Dataset records |
┌──
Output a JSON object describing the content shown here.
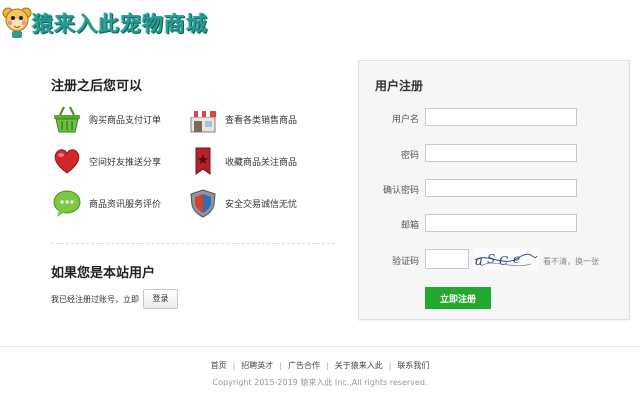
{
  "site": {
    "title": "猿来入此宠物商城",
    "logo_icon": "cartoon-monkey-icon"
  },
  "benefits": {
    "title": "注册之后您可以",
    "items": [
      {
        "label": "购买商品支付订单",
        "icon": "shopping-basket-icon"
      },
      {
        "label": "查看各类销售商品",
        "icon": "shop-storefront-icon"
      },
      {
        "label": "空间好友推送分享",
        "icon": "heart-icon"
      },
      {
        "label": "收藏商品关注商品",
        "icon": "bookmark-tag-icon"
      },
      {
        "label": "商品资讯服务评价",
        "icon": "chat-bubble-icon"
      },
      {
        "label": "安全交易诚信无忧",
        "icon": "shield-icon"
      }
    ]
  },
  "member": {
    "title": "如果您是本站用户",
    "text": "我已经注册过账号，立即",
    "login_label": "登录"
  },
  "register": {
    "title": "用户注册",
    "username_label": "用户名",
    "password_label": "密码",
    "confirm_label": "确认密码",
    "email_label": "邮箱",
    "captcha_label": "验证码",
    "refresh_label": "看不清，换一张",
    "submit_label": "立即注册"
  },
  "footer": {
    "links": [
      "首页",
      "招聘英才",
      "广告合作",
      "关于猿来入此",
      "联系我们"
    ],
    "copyright": "Copyright 2015-2019 猿来入此 Inc.,All rights reserved."
  },
  "colors": {
    "brand": "#2a9a92",
    "submit": "#23a92f"
  }
}
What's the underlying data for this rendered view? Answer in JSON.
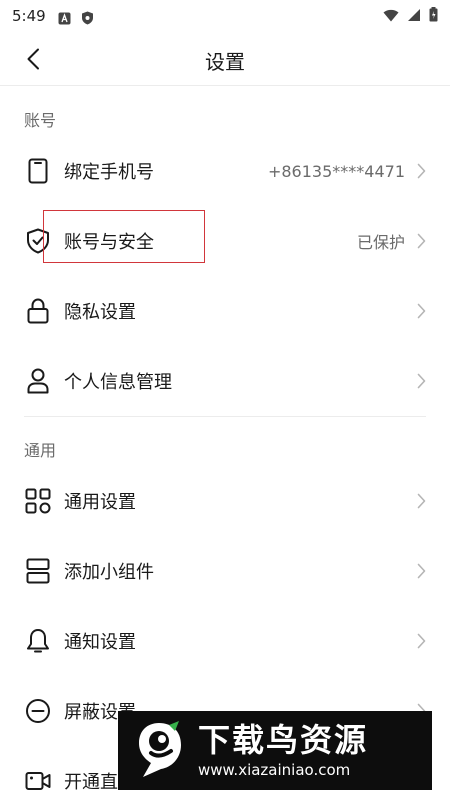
{
  "status": {
    "time": "5:49"
  },
  "nav": {
    "title": "设置"
  },
  "sections": {
    "account_header": "账号",
    "general_header": "通用"
  },
  "account_rows": [
    {
      "label": "绑定手机号",
      "value": "+86135****4471"
    },
    {
      "label": "账号与安全",
      "value": "已保护"
    },
    {
      "label": "隐私设置",
      "value": ""
    },
    {
      "label": "个人信息管理",
      "value": ""
    }
  ],
  "general_rows": [
    {
      "label": "通用设置"
    },
    {
      "label": "添加小组件"
    },
    {
      "label": "通知设置"
    },
    {
      "label": "屏蔽设置"
    },
    {
      "label": "开通直"
    }
  ],
  "watermark": {
    "title": "下载鸟资源",
    "url": "www.xiazainiao.com"
  },
  "colors": {
    "highlight": "#d1363b",
    "secondary_text": "#6b6b6b"
  }
}
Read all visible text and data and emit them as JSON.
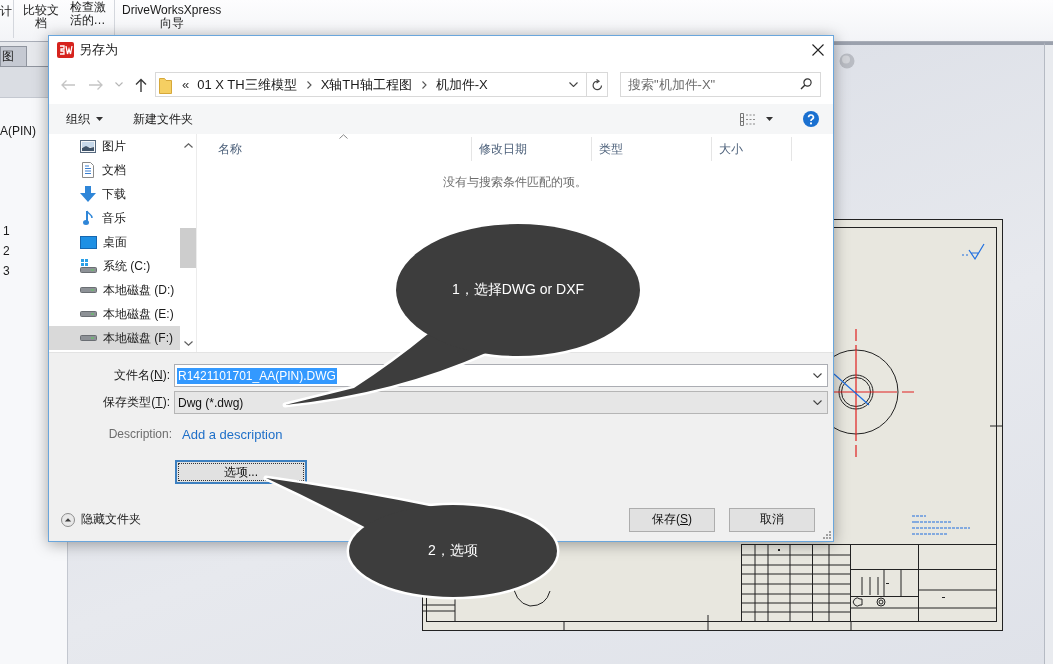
{
  "app": {
    "ribbon": [
      {
        "lines": [
          "计"
        ]
      },
      {
        "lines": [
          "比较文",
          "档"
        ]
      },
      {
        "lines": [
          "检查激",
          "活的…"
        ]
      },
      {
        "lines": [
          "DriveWorksXpress",
          "向导"
        ]
      }
    ],
    "tabs": [
      {
        "label": "图",
        "selected": true
      }
    ],
    "tree": [
      {
        "label": "A(PIN)"
      },
      {
        "label": "1"
      },
      {
        "label": "2"
      },
      {
        "label": "3"
      }
    ]
  },
  "dialog": {
    "title": "另存为",
    "address": {
      "overflow": "«",
      "path": [
        "01 X TH三维模型",
        "X轴TH轴工程图",
        "机加件-X"
      ]
    },
    "search": {
      "placeholder": "搜索\"机加件-X\""
    },
    "toolbar": {
      "organize": "组织",
      "new_folder": "新建文件夹"
    },
    "nav": [
      {
        "label": "图片",
        "kind": "pictures",
        "selected": false
      },
      {
        "label": "文档",
        "kind": "documents",
        "selected": false
      },
      {
        "label": "下载",
        "kind": "downloads",
        "selected": false
      },
      {
        "label": "音乐",
        "kind": "music",
        "selected": false
      },
      {
        "label": "桌面",
        "kind": "desktop",
        "selected": false
      },
      {
        "label": "系统 (C:)",
        "kind": "system-drive",
        "selected": false
      },
      {
        "label": "本地磁盘 (D:)",
        "kind": "drive",
        "selected": false
      },
      {
        "label": "本地磁盘 (E:)",
        "kind": "drive",
        "selected": false
      },
      {
        "label": "本地磁盘 (F:)",
        "kind": "drive",
        "selected": true
      }
    ],
    "columns": [
      {
        "label": "名称",
        "sorted": true
      },
      {
        "label": "修改日期",
        "sorted": false
      },
      {
        "label": "类型",
        "sorted": false
      },
      {
        "label": "大小",
        "sorted": false
      }
    ],
    "empty_message": "没有与搜索条件匹配的项。",
    "fields": [
      {
        "kind": "text",
        "label": [
          {
            "text": "文件名("
          },
          {
            "text": "N",
            "underline": true
          },
          {
            "text": "):"
          }
        ],
        "value": "R1421101701_AA(PIN).DWG",
        "selected": true
      },
      {
        "kind": "dropdown",
        "label": [
          {
            "text": "保存类型("
          },
          {
            "text": "T",
            "underline": true
          },
          {
            "text": "):"
          }
        ],
        "value": "Dwg (*.dwg)",
        "selected": false
      }
    ],
    "description": {
      "label": "Description:",
      "link": "Add a description"
    },
    "options_button": {
      "label": "选项...",
      "focused": true
    },
    "hide_folders": "隐藏文件夹",
    "buttons": [
      {
        "label": [
          {
            "text": "保存("
          },
          {
            "text": "S",
            "underline": true
          },
          {
            "text": ")"
          }
        ]
      },
      {
        "label": [
          {
            "text": "取消"
          }
        ]
      }
    ]
  },
  "callouts": [
    {
      "text": "1，选择DWG or DXF"
    },
    {
      "text": "2，选项"
    }
  ]
}
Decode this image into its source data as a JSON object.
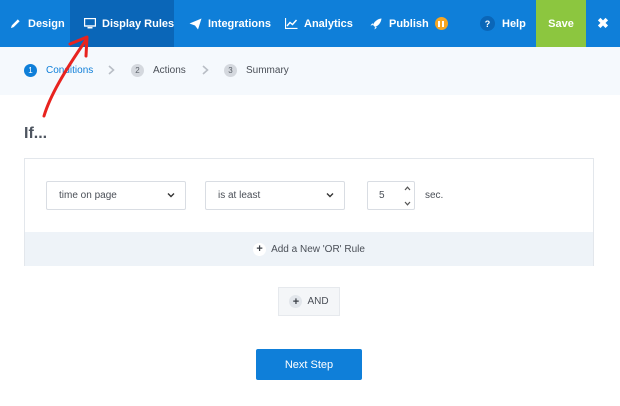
{
  "nav": {
    "design": "Design",
    "display_rules": "Display Rules",
    "integrations": "Integrations",
    "analytics": "Analytics",
    "publish": "Publish",
    "help": "Help",
    "help_glyph": "?",
    "save": "Save",
    "close_glyph": "✖",
    "active_tab": "Display Rules",
    "colors": {
      "bar": "#0f7fd9",
      "active": "#0a66b8",
      "save": "#8cc63f",
      "badge": "#f5a623"
    }
  },
  "steps": [
    {
      "num": "1",
      "label": "Conditions",
      "active": true
    },
    {
      "num": "2",
      "label": "Actions",
      "active": false
    },
    {
      "num": "3",
      "label": "Summary",
      "active": false
    }
  ],
  "rules": {
    "heading": "If...",
    "metric": "time on page",
    "operator": "is at least",
    "value": "5",
    "unit": "sec.",
    "add_or": "Add a New 'OR' Rule",
    "and": "AND"
  },
  "next_step": "Next Step",
  "icons": {
    "design": "pencil-icon",
    "display_rules": "monitor-icon",
    "integrations": "paper-plane-icon",
    "analytics": "line-chart-icon",
    "publish": "rocket-icon",
    "publish_badge": "pause-icon",
    "help": "question-icon",
    "close": "close-icon"
  }
}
└──
Written instruction | Leave out the pictures and transcribe the entries above exactly.

Result for this task |
Output a JSON object describing the content shown here.
{
  "site": {
    "title": "猿来入此宠物商城",
    "logo_icon": "cartoon-monkey-icon"
  },
  "benefits": {
    "title": "注册之后您可以",
    "items": [
      {
        "label": "购买商品支付订单",
        "icon": "shopping-basket-icon"
      },
      {
        "label": "查看各类销售商品",
        "icon": "shop-storefront-icon"
      },
      {
        "label": "空间好友推送分享",
        "icon": "heart-icon"
      },
      {
        "label": "收藏商品关注商品",
        "icon": "bookmark-tag-icon"
      },
      {
        "label": "商品资讯服务评价",
        "icon": "chat-bubble-icon"
      },
      {
        "label": "安全交易诚信无忧",
        "icon": "shield-icon"
      }
    ]
  },
  "member": {
    "title": "如果您是本站用户",
    "text": "我已经注册过账号，立即",
    "login_label": "登录"
  },
  "register": {
    "title": "用户注册",
    "username_label": "用户名",
    "password_label": "密码",
    "confirm_label": "确认密码",
    "email_label": "邮箱",
    "captcha_label": "验证码",
    "refresh_label": "看不清，换一张",
    "submit_label": "立即注册"
  },
  "footer": {
    "links": [
      "首页",
      "招聘英才",
      "广告合作",
      "关于猿来入此",
      "联系我们"
    ],
    "copyright": "Copyright 2015-2019 猿来入此 Inc.,All rights reserved."
  },
  "colors": {
    "brand": "#2a9a92",
    "submit": "#23a92f"
  }
}
What's the underlying data for this rendered view? Answer in JSON.
{
  "status": {
    "time": "5:49"
  },
  "nav": {
    "title": "设置"
  },
  "sections": {
    "account_header": "账号",
    "general_header": "通用"
  },
  "account_rows": [
    {
      "label": "绑定手机号",
      "value": "+86135****4471"
    },
    {
      "label": "账号与安全",
      "value": "已保护"
    },
    {
      "label": "隐私设置",
      "value": ""
    },
    {
      "label": "个人信息管理",
      "value": ""
    }
  ],
  "general_rows": [
    {
      "label": "通用设置"
    },
    {
      "label": "添加小组件"
    },
    {
      "label": "通知设置"
    },
    {
      "label": "屏蔽设置"
    },
    {
      "label": "开通直"
    }
  ],
  "watermark": {
    "title": "下载鸟资源",
    "url": "www.xiazainiao.com"
  },
  "colors": {
    "highlight": "#d1363b",
    "secondary_text": "#6b6b6b"
  }
}
Read all visible text and data and emit them as JSON.
{
  "app": {
    "ribbon": [
      {
        "lines": [
          "计"
        ]
      },
      {
        "lines": [
          "比较文",
          "档"
        ]
      },
      {
        "lines": [
          "检查激",
          "活的…"
        ]
      },
      {
        "lines": [
          "DriveWorksXpress",
          "向导"
        ]
      }
    ],
    "tabs": [
      {
        "label": "图",
        "selected": true
      }
    ],
    "tree": [
      {
        "label": "A(PIN)"
      },
      {
        "label": "1"
      },
      {
        "label": "2"
      },
      {
        "label": "3"
      }
    ]
  },
  "dialog": {
    "title": "另存为",
    "address": {
      "overflow": "«",
      "path": [
        "01 X TH三维模型",
        "X轴TH轴工程图",
        "机加件-X"
      ]
    },
    "search": {
      "placeholder": "搜索\"机加件-X\""
    },
    "toolbar": {
      "organize": "组织",
      "new_folder": "新建文件夹"
    },
    "nav": [
      {
        "label": "图片",
        "kind": "pictures",
        "selected": false
      },
      {
        "label": "文档",
        "kind": "documents",
        "selected": false
      },
      {
        "label": "下载",
        "kind": "downloads",
        "selected": false
      },
      {
        "label": "音乐",
        "kind": "music",
        "selected": false
      },
      {
        "label": "桌面",
        "kind": "desktop",
        "selected": false
      },
      {
        "label": "系统 (C:)",
        "kind": "system-drive",
        "selected": false
      },
      {
        "label": "本地磁盘 (D:)",
        "kind": "drive",
        "selected": false
      },
      {
        "label": "本地磁盘 (E:)",
        "kind": "drive",
        "selected": false
      },
      {
        "label": "本地磁盘 (F:)",
        "kind": "drive",
        "selected": true
      }
    ],
    "columns": [
      {
        "label": "名称",
        "sorted": true
      },
      {
        "label": "修改日期",
        "sorted": false
      },
      {
        "label": "类型",
        "sorted": false
      },
      {
        "label": "大小",
        "sorted": false
      }
    ],
    "empty_message": "没有与搜索条件匹配的项。",
    "fields": [
      {
        "kind": "text",
        "label": [
          {
            "text": "文件名("
          },
          {
            "text": "N",
            "underline": true
          },
          {
            "text": "):"
          }
        ],
        "value": "R1421101701_AA(PIN).DWG",
        "selected": true
      },
      {
        "kind": "dropdown",
        "label": [
          {
            "text": "保存类型("
          },
          {
            "text": "T",
            "underline": true
          },
          {
            "text": "):"
          }
        ],
        "value": "Dwg (*.dwg)",
        "selected": false
      }
    ],
    "description": {
      "label": "Description:",
      "link": "Add a description"
    },
    "options_button": {
      "label": "选项...",
      "focused": true
    },
    "hide_folders": "隐藏文件夹",
    "buttons": [
      {
        "label": [
          {
            "text": "保存("
          },
          {
            "text": "S",
            "underline": true
          },
          {
            "text": ")"
          }
        ]
      },
      {
        "label": [
          {
            "text": "取消"
          }
        ]
      }
    ]
  },
  "callouts": [
    {
      "text": "1，选择DWG or DXF"
    },
    {
      "text": "2，选项"
    }
  ]
}
Decode this image into its source data as a JSON object.
{
  "nav": {
    "design": "Design",
    "display_rules": "Display Rules",
    "integrations": "Integrations",
    "analytics": "Analytics",
    "publish": "Publish",
    "help": "Help",
    "help_glyph": "?",
    "save": "Save",
    "close_glyph": "✖",
    "active_tab": "Display Rules",
    "colors": {
      "bar": "#0f7fd9",
      "active": "#0a66b8",
      "save": "#8cc63f",
      "badge": "#f5a623"
    }
  },
  "steps": [
    {
      "num": "1",
      "label": "Conditions",
      "active": true
    },
    {
      "num": "2",
      "label": "Actions",
      "active": false
    },
    {
      "num": "3",
      "label": "Summary",
      "active": false
    }
  ],
  "rules": {
    "heading": "If...",
    "metric": "time on page",
    "operator": "is at least",
    "value": "5",
    "unit": "sec.",
    "add_or": "Add a New 'OR' Rule",
    "and": "AND"
  },
  "next_step": "Next Step",
  "icons": {
    "design": "pencil-icon",
    "display_rules": "monitor-icon",
    "integrations": "paper-plane-icon",
    "analytics": "line-chart-icon",
    "publish": "rocket-icon",
    "publish_badge": "pause-icon",
    "help": "question-icon",
    "close": "close-icon"
  }
}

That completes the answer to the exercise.